TASK STATEMENT: Gather every line that includes the word "subreddit", please.

MATERIAL SHOWN:
━━━━━━━━━━━━━━━━

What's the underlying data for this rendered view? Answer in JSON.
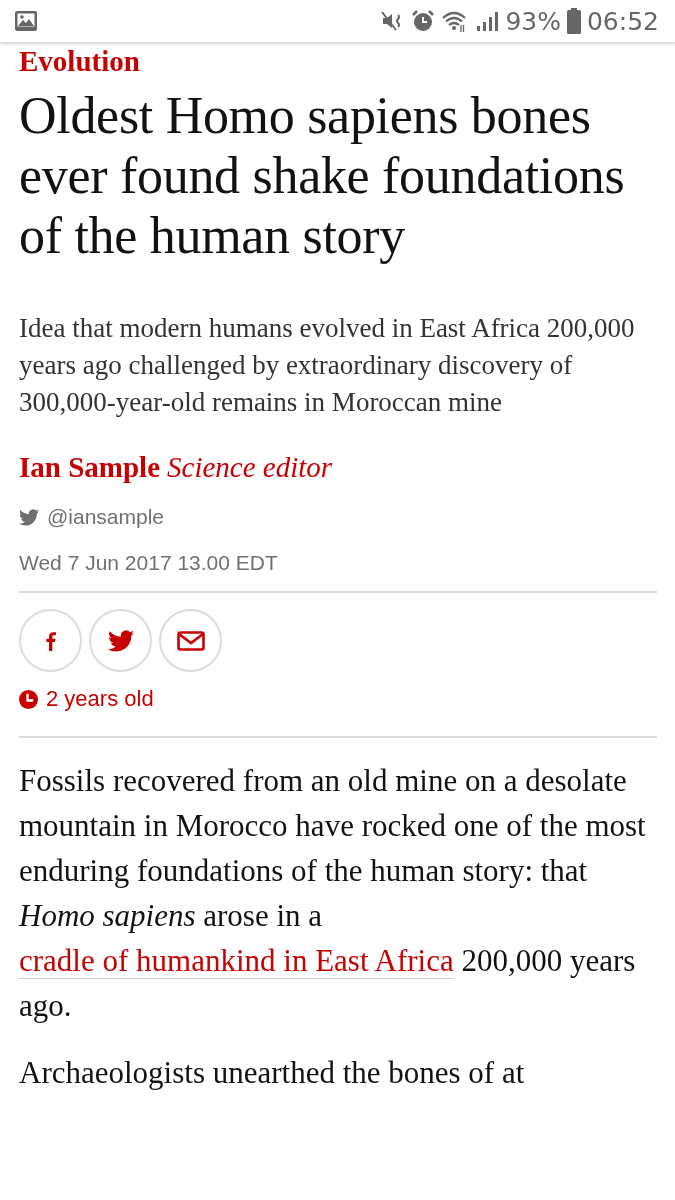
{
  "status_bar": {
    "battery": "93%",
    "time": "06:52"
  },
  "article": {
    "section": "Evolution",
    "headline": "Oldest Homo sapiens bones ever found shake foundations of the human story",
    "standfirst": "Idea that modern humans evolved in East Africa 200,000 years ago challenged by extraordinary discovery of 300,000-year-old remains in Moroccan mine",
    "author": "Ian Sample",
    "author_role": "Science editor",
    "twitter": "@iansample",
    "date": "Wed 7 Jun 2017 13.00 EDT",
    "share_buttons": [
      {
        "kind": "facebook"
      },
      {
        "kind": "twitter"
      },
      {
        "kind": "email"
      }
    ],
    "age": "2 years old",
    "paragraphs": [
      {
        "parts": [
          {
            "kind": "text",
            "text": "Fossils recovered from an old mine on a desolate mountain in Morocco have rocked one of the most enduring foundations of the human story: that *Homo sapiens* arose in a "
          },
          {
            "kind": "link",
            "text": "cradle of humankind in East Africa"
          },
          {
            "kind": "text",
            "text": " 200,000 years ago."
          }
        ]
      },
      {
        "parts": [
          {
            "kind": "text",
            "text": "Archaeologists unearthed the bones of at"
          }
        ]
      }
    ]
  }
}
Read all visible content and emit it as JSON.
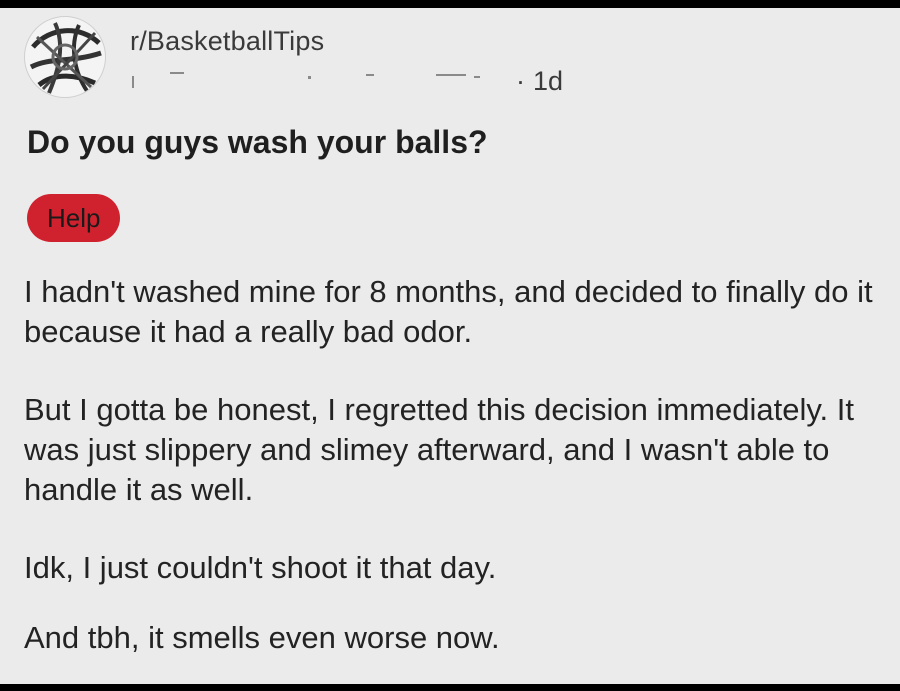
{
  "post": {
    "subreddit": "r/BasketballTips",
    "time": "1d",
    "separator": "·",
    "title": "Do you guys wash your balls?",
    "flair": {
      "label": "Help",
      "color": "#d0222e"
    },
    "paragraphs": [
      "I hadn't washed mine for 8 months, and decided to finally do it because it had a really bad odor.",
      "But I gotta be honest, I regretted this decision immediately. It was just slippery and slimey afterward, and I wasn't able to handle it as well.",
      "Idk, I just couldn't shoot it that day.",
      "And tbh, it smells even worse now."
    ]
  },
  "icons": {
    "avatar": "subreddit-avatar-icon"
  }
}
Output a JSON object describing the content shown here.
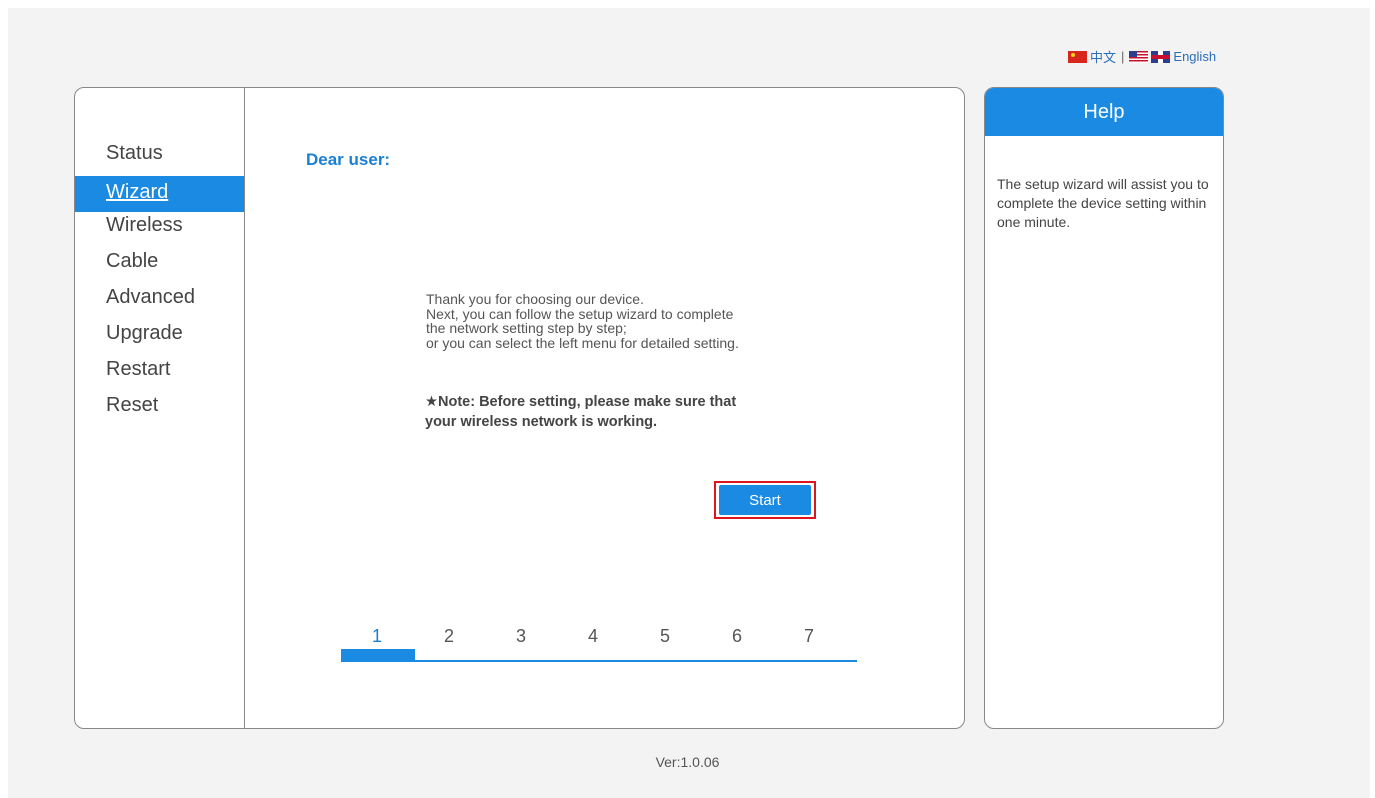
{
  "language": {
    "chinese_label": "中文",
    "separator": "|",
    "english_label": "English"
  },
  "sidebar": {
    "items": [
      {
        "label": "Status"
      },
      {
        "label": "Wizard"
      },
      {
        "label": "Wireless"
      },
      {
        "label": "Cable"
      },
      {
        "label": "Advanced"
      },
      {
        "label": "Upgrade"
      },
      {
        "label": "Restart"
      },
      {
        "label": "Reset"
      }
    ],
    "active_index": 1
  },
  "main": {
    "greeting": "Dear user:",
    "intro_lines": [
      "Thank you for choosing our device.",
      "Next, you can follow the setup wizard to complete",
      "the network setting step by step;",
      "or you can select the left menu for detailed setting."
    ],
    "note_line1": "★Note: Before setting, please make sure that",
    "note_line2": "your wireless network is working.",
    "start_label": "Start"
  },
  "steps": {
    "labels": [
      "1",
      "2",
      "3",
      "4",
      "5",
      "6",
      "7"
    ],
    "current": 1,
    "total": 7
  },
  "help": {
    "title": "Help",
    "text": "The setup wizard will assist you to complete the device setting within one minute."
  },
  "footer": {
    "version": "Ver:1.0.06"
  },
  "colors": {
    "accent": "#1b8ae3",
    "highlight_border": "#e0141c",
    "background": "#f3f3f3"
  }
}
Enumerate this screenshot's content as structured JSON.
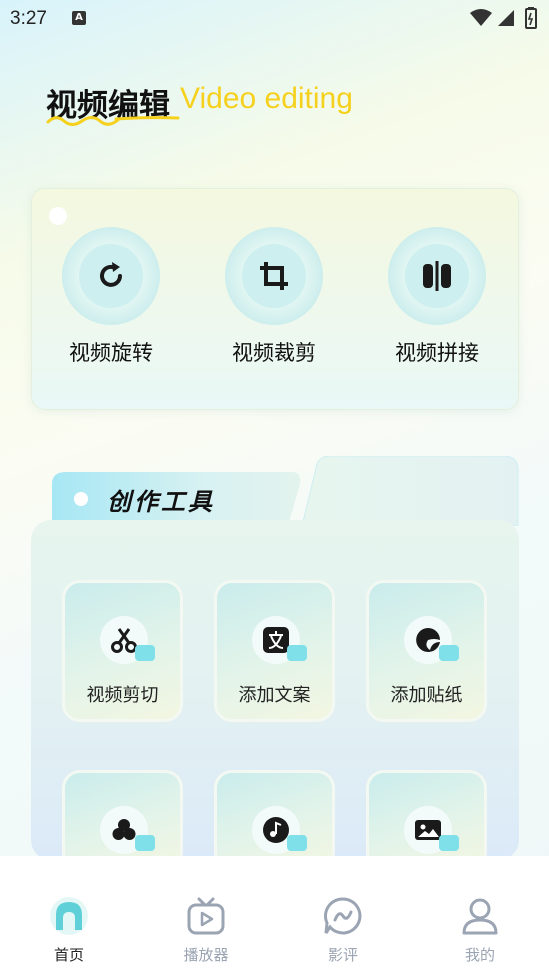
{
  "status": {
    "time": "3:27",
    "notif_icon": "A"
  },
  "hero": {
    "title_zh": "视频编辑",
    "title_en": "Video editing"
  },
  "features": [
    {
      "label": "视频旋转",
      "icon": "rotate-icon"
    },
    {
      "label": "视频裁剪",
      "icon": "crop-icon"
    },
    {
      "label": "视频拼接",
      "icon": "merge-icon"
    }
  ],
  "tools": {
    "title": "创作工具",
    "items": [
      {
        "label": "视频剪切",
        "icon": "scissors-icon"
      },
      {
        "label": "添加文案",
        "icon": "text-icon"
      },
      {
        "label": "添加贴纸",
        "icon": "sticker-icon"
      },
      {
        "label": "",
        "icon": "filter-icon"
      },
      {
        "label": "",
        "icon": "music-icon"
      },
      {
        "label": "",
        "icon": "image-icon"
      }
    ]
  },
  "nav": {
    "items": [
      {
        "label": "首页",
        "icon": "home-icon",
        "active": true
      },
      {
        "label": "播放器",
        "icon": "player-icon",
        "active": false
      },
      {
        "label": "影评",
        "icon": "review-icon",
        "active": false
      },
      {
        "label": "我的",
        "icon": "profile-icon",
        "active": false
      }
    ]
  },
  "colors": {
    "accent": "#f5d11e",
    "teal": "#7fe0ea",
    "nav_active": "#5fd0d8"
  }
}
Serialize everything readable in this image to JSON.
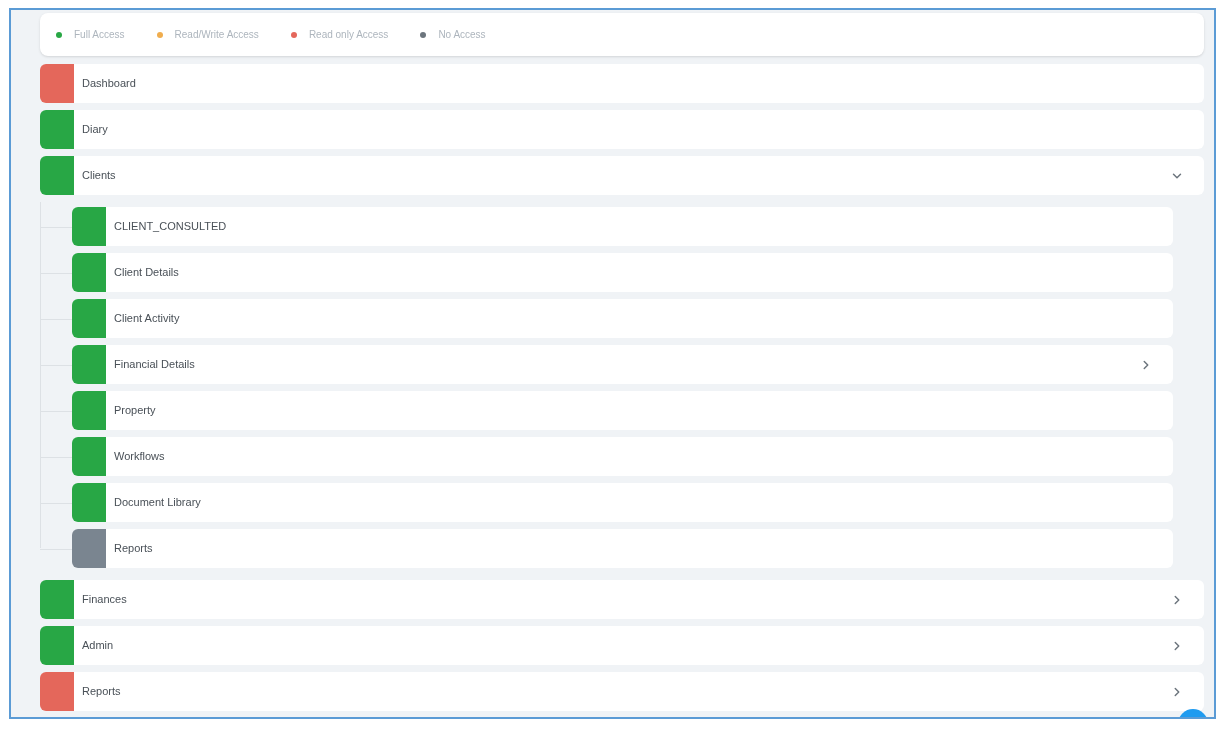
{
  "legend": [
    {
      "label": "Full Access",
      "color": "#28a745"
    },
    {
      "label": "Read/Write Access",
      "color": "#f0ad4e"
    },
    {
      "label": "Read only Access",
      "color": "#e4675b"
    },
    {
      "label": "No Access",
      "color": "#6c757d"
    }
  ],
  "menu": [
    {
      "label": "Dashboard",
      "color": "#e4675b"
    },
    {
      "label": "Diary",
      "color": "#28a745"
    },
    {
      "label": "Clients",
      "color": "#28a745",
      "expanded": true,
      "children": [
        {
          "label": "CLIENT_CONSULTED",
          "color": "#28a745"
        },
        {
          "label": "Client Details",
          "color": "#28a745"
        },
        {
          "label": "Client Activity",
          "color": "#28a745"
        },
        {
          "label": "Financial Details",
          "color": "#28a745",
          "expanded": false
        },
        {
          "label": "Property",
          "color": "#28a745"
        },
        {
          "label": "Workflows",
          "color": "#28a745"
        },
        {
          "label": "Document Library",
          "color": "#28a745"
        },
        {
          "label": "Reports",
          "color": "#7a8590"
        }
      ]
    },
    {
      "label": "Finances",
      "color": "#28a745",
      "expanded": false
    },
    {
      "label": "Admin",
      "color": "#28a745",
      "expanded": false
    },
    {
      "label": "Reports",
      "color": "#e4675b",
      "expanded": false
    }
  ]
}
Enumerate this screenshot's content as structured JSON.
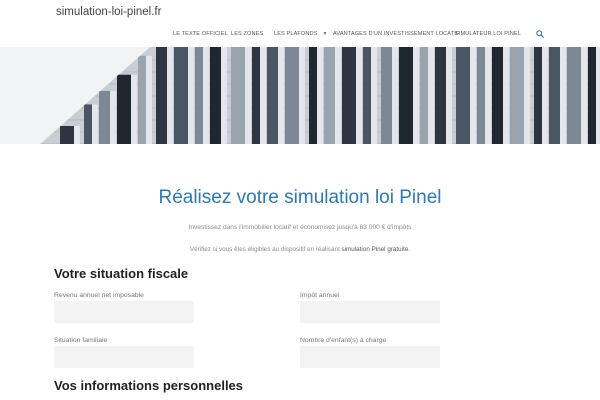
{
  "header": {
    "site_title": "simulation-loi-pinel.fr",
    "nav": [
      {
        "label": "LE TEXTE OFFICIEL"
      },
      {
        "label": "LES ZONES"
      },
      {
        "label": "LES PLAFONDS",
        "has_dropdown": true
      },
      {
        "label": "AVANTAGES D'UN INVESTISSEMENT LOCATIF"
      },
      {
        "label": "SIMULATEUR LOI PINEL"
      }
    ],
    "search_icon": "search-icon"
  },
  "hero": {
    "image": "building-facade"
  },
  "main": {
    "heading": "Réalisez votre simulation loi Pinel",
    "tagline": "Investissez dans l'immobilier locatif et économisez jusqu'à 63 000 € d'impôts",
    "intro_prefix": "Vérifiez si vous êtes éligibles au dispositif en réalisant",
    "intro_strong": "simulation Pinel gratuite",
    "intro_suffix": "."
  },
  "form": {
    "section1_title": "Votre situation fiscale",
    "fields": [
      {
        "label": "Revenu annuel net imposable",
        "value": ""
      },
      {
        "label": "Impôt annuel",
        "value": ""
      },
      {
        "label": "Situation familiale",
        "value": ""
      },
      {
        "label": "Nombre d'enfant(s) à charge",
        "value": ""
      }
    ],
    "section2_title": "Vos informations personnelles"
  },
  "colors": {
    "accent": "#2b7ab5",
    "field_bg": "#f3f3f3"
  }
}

━━━━━━━━━━━━━━━━

SOLVED EXERCISE:
    "subreddit": "r/BasketballTips",
    "avatar": "subreddit-avatar-icon"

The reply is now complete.